* TASK DESCRIPTION *
All entries are to be quoted exactly; the images stay out of the copy.

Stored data

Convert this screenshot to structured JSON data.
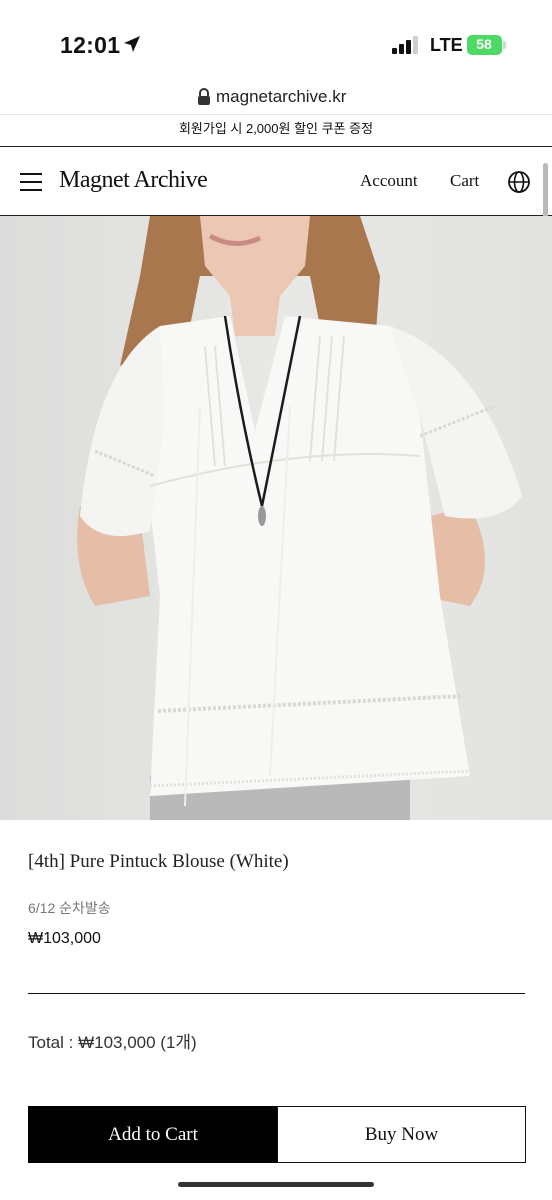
{
  "status_bar": {
    "time": "12:01",
    "network": "LTE",
    "battery": "58",
    "icons": [
      "location-arrow-icon",
      "signal-bars-icon",
      "battery-icon"
    ]
  },
  "browser": {
    "url": "magnetarchive.kr"
  },
  "promo_banner": {
    "text": "회원가입 시 2,000원 할인 쿠폰 증정"
  },
  "header": {
    "logo": "Magnet Archive",
    "nav": {
      "account": "Account",
      "cart": "Cart"
    },
    "icons": [
      "hamburger-menu-icon",
      "globe-icon"
    ]
  },
  "product": {
    "title": "[4th] Pure Pintuck Blouse (White)",
    "shipping_note": "6/12 순차발송",
    "price": "₩103,000",
    "total": "Total : ₩103,000 (1개)",
    "colors": {
      "primary_button_bg": "#000000",
      "blouse": "#f8f8f6",
      "background": "#e4e4e2"
    }
  },
  "actions": {
    "add_to_cart": "Add to Cart",
    "buy_now": "Buy Now"
  }
}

* THE COMPLETED TASK *
Convert this screenshot to structured JSON data.
{
  "status_bar": {
    "time": "12:01",
    "network": "LTE",
    "battery": "58",
    "icons": [
      "location-arrow-icon",
      "signal-bars-icon",
      "battery-icon"
    ]
  },
  "browser": {
    "url": "magnetarchive.kr"
  },
  "promo_banner": {
    "text": "회원가입 시 2,000원 할인 쿠폰 증정"
  },
  "header": {
    "logo": "Magnet Archive",
    "nav": {
      "account": "Account",
      "cart": "Cart"
    },
    "icons": [
      "hamburger-menu-icon",
      "globe-icon"
    ]
  },
  "product": {
    "title": "[4th] Pure Pintuck Blouse (White)",
    "shipping_note": "6/12 순차발송",
    "price": "₩103,000",
    "total": "Total : ₩103,000 (1개)",
    "colors": {
      "primary_button_bg": "#000000",
      "blouse": "#f8f8f6",
      "background": "#e4e4e2"
    }
  },
  "actions": {
    "add_to_cart": "Add to Cart",
    "buy_now": "Buy Now"
  }
}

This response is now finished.